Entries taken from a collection
## Begin

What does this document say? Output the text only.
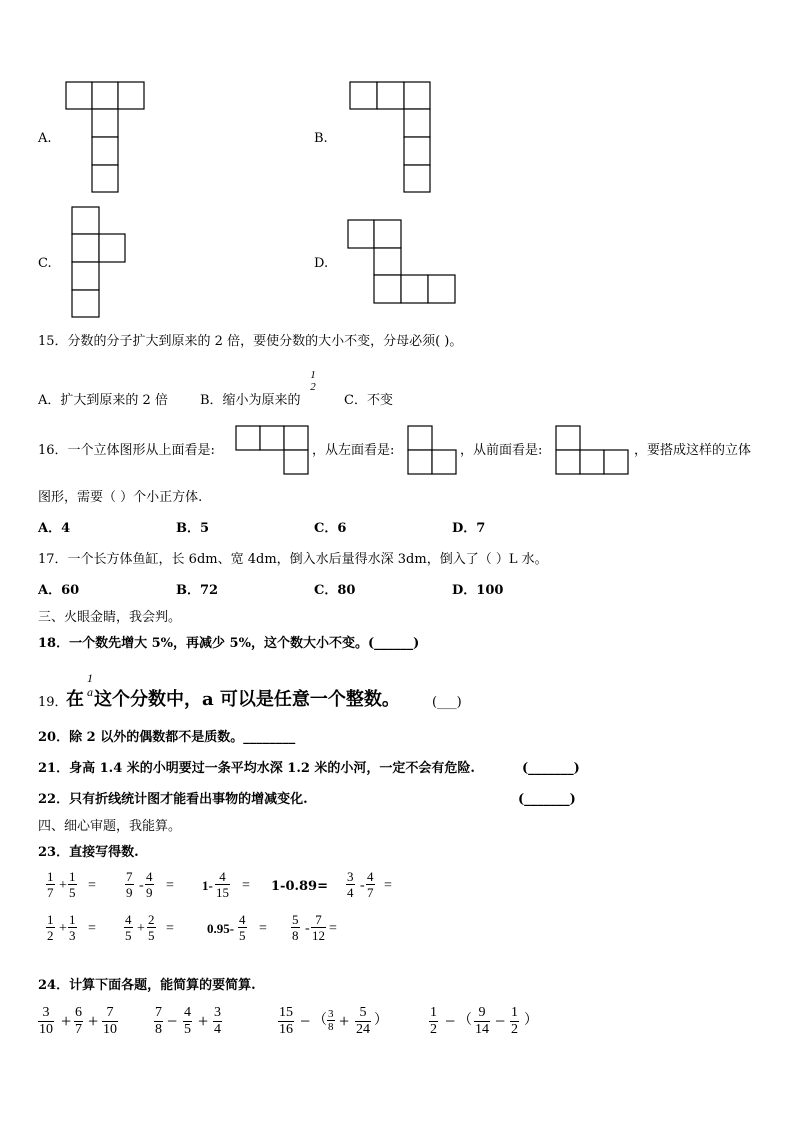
A.	B.
C.	D.
15．分数的分子扩大到原来的 2 倍，要使分数的大小不变，分母必须( )。
A．扩大到原来的 2 倍 B．缩小为原来的
1
2
C．不变
16．一个立体图形从上面看是:	，从左面看是:	，从前面看是:	，要搭成这样的立体
图形，需要（ ）个小正方体.
A．4	B．5	C．6	D．7
17．一个长方体鱼缸，长 6dm、宽 4dm，倒入水后量得水深 3dm，倒入了（ ）L 水。
A．60	B．72	C．80	D．100
三、火眼金睛，我会判。
18．一个数先增大 5%，再减少 5%，这个数大小不变。(______)
19．
在
1
a 这个分数中，a 可以是任意一个整数。 (___)
20．除 2 以外的偶数都不是质数。________
21．身高 1.4 米的小明要过一条平均水深 1.2 米的小河，一定不会有危险.	(_______)
22．只有折线统计图才能看出事物的增减变化.	(_______)
四、细心审题，我能算。
23．直接写得数.
$\frac{1}{7} + \frac{1}{5} = \frac{7}{9} - \frac{4}{9} = 1- \frac{4}{15} = 1-0.89= \frac{3}{4} - \frac{4}{7}$ =
$\frac{1}{2} + \frac{1}{3} = \frac{4}{5} + \frac{2}{5}$ =	$0.95- \frac{4}{5} = \frac{5}{8} - \frac{7}{12}$ =
24．计算下面各题，能简算的要简算.
$\frac{3}{10} + \frac{6}{7} + \frac{7}{10}$	$\frac{7}{8} - \frac{4}{5} + \frac{3}{4}$	$\frac{15}{16}$ − （ $\frac{3}{8} + \frac{5}{24}$ ）	$\frac{1}{2}$ − （ $\frac{9}{14} - \frac{1}{2}$ ）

## End

- _WHAT THE TASK ASKS_:
What number of lines in the records contain the word "frac"? Answer with that number alone.

- _WRITTEN RESPONSE_:
3